EXERCISE OBJECTIVE =>
Make an exact copy of the records, with the images left out.

DATA SHOWN =>
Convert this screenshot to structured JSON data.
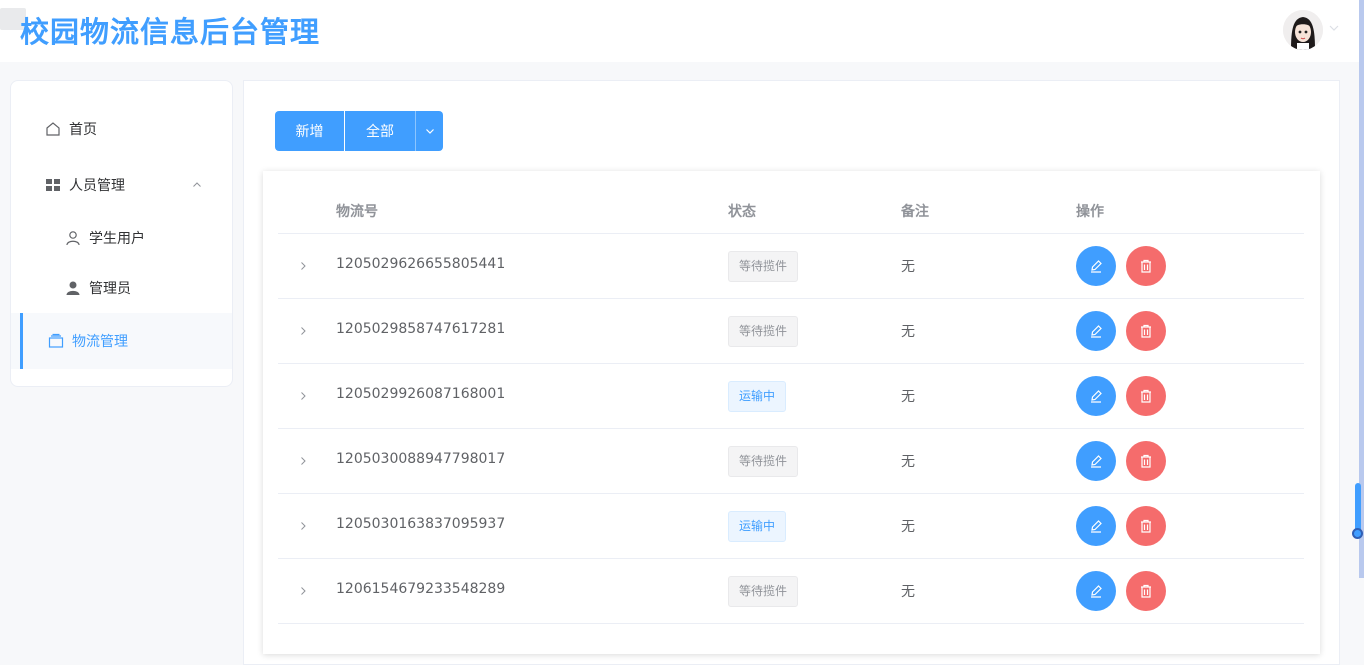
{
  "header": {
    "title": "校园物流信息后台管理"
  },
  "sidebar": {
    "items": [
      {
        "label": "首页",
        "icon": "home-icon"
      },
      {
        "label": "人员管理",
        "icon": "grid-icon"
      },
      {
        "label": "学生用户",
        "icon": "user-outline-icon"
      },
      {
        "label": "管理员",
        "icon": "user-filled-icon"
      },
      {
        "label": "物流管理",
        "icon": "box-icon"
      }
    ]
  },
  "toolbar": {
    "add_label": "新增",
    "filter_label": "全部"
  },
  "table": {
    "columns": [
      "物流号",
      "状态",
      "备注",
      "操作"
    ],
    "rows": [
      {
        "id": "1205029626655805441",
        "status": "等待揽件",
        "note": "无"
      },
      {
        "id": "1205029858747617281",
        "status": "等待揽件",
        "note": "无"
      },
      {
        "id": "1205029926087168001",
        "status": "运输中",
        "note": "无"
      },
      {
        "id": "1205030088947798017",
        "status": "等待揽件",
        "note": "无"
      },
      {
        "id": "1205030163837095937",
        "status": "运输中",
        "note": "无"
      },
      {
        "id": "1206154679233548289",
        "status": "等待揽件",
        "note": "无"
      }
    ]
  },
  "colors": {
    "primary": "#409eff",
    "danger": "#f56c6c",
    "tag_info": "#909399"
  }
}
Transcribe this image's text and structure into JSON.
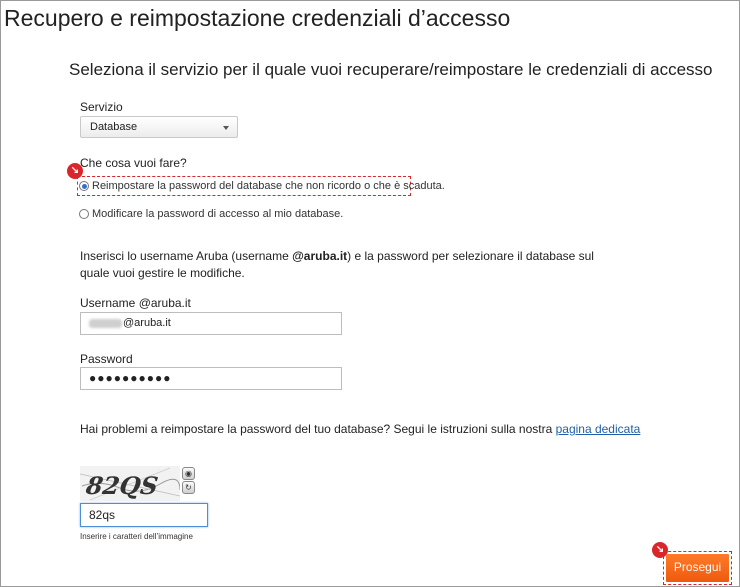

OUTPUT BELOW =>
Convert this screenshot to structured JSON data.
{
  "header": {
    "title": "校园物流信息后台管理"
  },
  "sidebar": {
    "items": [
      {
        "label": "首页",
        "icon": "home-icon"
      },
      {
        "label": "人员管理",
        "icon": "grid-icon"
      },
      {
        "label": "学生用户",
        "icon": "user-outline-icon"
      },
      {
        "label": "管理员",
        "icon": "user-filled-icon"
      },
      {
        "label": "物流管理",
        "icon": "box-icon"
      }
    ]
  },
  "toolbar": {
    "add_label": "新增",
    "filter_label": "全部"
  },
  "table": {
    "columns": [
      "物流号",
      "状态",
      "备注",
      "操作"
    ],
    "rows": [
      {
        "id": "1205029626655805441",
        "status": "等待揽件",
        "note": "无"
      },
      {
        "id": "1205029858747617281",
        "status": "等待揽件",
        "note": "无"
      },
      {
        "id": "1205029926087168001",
        "status": "运输中",
        "note": "无"
      },
      {
        "id": "1205030088947798017",
        "status": "等待揽件",
        "note": "无"
      },
      {
        "id": "1205030163837095937",
        "status": "运输中",
        "note": "无"
      },
      {
        "id": "1206154679233548289",
        "status": "等待揽件",
        "note": "无"
      }
    ]
  },
  "colors": {
    "primary": "#409eff",
    "danger": "#f56c6c",
    "tag_info": "#909399"
  }
}
Transcribe this image's text and structure into JSON.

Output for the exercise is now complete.